> [THE TASK]: Select every line below containing the word "低温限制".

(Source records)
•••••

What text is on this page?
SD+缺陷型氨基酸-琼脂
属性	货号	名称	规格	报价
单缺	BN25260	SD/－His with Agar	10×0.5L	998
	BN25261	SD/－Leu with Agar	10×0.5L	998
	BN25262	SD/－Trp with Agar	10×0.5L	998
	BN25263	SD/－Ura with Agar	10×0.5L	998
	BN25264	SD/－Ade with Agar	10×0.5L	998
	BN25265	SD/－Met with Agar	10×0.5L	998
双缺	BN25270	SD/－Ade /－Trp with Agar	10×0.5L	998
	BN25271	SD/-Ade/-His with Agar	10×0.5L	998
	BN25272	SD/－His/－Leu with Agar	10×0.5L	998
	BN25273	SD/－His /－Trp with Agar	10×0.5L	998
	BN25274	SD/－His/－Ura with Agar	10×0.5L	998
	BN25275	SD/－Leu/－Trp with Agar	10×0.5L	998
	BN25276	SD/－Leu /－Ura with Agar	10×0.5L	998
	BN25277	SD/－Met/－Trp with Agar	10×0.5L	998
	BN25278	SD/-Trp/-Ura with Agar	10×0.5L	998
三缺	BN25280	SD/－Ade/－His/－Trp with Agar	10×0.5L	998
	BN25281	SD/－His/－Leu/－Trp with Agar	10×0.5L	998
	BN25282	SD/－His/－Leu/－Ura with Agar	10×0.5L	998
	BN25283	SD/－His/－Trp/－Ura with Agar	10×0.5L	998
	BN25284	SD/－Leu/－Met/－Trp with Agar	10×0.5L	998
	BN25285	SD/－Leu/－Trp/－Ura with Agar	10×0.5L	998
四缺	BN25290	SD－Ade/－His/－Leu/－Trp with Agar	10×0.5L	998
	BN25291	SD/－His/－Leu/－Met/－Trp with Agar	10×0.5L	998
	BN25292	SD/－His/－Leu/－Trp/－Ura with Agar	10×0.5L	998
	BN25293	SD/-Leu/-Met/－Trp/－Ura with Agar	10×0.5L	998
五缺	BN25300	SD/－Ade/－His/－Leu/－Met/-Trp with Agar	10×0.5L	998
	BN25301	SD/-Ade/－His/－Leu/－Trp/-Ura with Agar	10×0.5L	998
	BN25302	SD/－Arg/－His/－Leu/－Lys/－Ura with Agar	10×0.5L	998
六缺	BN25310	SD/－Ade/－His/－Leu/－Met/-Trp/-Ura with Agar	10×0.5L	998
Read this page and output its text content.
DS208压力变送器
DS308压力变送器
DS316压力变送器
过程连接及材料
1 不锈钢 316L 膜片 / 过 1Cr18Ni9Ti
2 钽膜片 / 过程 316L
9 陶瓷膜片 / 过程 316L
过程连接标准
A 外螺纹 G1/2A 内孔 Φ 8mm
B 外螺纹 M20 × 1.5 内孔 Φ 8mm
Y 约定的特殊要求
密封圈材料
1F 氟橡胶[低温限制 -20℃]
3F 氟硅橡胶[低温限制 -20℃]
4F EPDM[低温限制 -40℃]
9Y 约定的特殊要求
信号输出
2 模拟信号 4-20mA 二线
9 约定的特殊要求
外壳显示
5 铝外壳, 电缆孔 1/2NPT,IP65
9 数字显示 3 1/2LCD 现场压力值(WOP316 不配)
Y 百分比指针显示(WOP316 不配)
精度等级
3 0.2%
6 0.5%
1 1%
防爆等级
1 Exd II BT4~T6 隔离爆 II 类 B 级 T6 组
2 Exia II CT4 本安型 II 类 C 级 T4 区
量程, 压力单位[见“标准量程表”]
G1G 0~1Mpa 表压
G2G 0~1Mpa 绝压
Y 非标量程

•••••

> [WRITTEN SOLUTION]:
1F 氟橡胶[低温限制 -20℃]
3F 氟硅橡胶[低温限制 -20℃]
4F EPDM[低温限制 -40℃]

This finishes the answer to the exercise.